[Prompt]:
Pull out every line containing the string "nihil".

----

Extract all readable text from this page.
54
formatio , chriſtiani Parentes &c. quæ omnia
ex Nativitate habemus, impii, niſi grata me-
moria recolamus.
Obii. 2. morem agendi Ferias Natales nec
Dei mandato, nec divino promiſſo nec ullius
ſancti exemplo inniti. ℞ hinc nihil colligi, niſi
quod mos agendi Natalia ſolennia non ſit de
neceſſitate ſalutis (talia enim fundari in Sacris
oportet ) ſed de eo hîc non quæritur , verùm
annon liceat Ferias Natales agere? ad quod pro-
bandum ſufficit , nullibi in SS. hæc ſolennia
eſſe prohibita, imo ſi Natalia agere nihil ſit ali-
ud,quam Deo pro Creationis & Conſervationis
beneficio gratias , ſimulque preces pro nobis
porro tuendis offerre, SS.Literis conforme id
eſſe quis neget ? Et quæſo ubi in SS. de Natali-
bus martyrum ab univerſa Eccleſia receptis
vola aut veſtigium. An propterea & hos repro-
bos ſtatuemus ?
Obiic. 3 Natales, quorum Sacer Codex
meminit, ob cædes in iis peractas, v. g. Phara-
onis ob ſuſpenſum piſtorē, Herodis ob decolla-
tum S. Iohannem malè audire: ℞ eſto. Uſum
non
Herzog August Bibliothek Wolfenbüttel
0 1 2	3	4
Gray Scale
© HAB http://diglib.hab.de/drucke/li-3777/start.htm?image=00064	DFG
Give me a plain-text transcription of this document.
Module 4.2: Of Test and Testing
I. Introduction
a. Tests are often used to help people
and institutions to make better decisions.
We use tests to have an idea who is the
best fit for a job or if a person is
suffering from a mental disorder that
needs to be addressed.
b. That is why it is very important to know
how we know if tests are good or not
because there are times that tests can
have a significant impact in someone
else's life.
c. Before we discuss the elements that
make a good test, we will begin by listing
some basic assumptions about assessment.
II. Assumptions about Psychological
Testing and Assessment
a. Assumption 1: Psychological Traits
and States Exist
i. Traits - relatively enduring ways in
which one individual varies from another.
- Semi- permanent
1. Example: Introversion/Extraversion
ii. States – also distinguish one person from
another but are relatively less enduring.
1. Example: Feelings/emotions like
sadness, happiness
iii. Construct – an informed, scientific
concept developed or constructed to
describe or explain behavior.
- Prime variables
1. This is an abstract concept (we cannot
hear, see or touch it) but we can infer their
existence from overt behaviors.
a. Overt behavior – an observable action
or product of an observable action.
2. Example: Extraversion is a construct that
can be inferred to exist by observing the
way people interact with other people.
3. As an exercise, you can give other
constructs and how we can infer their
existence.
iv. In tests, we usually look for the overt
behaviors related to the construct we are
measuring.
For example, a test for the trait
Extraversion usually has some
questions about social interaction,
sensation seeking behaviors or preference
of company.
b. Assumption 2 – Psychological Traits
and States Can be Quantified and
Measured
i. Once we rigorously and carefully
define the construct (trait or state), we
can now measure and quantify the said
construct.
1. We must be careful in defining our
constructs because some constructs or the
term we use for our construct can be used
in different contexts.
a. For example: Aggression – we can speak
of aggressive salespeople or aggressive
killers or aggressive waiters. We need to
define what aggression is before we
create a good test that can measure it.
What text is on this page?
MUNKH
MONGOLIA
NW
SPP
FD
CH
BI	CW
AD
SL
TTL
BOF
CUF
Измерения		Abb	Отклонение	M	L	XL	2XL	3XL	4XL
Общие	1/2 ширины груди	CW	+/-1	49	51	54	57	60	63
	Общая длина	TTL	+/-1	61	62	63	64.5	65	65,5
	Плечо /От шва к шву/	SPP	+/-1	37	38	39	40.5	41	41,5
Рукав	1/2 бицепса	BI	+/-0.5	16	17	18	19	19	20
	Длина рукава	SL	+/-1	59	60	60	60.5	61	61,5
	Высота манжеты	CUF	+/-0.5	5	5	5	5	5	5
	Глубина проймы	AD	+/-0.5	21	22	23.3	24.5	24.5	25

----

[Correct response]:
ſancti exemplo inniti. ℞ hinc nihil colligi, niſi
eſſe prohibita, imo ſi Natalia agere nihil ſit ali-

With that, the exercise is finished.